**What is asked**
Collect all lines below with the string "Quiz".
___ Records to process ___
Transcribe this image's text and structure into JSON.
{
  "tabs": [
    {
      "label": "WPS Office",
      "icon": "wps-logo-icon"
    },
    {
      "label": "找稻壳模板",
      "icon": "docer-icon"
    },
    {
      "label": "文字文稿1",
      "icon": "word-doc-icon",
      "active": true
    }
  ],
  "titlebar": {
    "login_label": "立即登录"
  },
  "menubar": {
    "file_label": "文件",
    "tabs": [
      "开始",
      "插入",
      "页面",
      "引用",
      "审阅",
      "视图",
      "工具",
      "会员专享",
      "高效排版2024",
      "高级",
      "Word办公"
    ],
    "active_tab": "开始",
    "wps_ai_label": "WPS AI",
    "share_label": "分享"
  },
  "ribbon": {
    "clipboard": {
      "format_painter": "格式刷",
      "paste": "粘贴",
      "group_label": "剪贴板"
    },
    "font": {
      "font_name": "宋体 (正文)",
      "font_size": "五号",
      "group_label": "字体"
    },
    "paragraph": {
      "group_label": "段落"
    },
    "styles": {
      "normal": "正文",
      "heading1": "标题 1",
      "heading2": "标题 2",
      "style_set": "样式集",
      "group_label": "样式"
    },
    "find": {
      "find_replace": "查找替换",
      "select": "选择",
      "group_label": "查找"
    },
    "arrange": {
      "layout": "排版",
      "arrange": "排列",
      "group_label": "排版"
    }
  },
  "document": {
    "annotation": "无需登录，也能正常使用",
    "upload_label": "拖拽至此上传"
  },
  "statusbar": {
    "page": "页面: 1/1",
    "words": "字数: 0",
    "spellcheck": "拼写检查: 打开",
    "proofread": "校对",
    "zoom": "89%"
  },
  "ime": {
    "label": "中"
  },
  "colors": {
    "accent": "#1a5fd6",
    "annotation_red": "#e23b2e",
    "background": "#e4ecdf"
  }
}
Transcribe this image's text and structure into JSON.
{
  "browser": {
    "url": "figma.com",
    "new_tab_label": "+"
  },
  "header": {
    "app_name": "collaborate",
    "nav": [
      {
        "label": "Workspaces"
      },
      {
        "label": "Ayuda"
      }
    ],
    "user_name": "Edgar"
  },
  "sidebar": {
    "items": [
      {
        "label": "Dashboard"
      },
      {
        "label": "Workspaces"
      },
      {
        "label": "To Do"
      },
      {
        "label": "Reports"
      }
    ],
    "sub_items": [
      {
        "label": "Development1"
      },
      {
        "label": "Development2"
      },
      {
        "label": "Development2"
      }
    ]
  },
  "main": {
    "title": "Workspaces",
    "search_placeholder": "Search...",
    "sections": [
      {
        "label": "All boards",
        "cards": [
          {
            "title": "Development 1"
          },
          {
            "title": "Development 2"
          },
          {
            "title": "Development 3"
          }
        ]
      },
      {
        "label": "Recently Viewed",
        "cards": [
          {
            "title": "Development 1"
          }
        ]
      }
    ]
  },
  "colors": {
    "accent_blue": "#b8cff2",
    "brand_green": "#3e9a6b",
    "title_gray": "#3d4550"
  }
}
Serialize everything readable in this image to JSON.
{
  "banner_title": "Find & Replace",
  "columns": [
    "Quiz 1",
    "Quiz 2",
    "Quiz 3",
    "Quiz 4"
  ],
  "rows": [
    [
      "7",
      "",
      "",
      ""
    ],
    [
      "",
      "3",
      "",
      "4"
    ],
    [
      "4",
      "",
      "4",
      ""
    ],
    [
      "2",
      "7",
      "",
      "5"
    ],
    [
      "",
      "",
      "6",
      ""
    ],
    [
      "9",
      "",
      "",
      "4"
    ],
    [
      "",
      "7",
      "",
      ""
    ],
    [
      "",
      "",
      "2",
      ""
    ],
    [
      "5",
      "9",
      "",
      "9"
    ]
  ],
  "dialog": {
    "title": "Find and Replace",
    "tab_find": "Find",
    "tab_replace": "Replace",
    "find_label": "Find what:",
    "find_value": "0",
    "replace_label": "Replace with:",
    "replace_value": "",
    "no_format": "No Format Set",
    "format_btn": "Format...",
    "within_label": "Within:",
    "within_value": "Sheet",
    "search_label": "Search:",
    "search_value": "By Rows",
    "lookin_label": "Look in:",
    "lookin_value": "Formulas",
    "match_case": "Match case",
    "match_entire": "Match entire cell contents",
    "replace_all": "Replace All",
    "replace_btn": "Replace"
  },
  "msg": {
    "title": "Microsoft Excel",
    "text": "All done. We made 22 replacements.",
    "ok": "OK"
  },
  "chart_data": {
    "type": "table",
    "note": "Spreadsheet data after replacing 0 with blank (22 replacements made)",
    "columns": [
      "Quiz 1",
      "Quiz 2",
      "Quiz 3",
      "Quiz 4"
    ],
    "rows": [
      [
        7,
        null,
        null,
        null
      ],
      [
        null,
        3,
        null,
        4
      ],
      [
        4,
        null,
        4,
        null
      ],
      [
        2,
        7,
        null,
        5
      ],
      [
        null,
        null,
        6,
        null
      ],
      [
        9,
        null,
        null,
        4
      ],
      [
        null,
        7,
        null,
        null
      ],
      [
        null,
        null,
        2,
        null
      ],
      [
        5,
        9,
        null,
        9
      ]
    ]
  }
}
___
**The result**
    "Quiz 1",
    "Quiz 2",
    "Quiz 3",
    "Quiz 4"
      "Quiz 1",
      "Quiz 2",
      "Quiz 3",
      "Quiz 4"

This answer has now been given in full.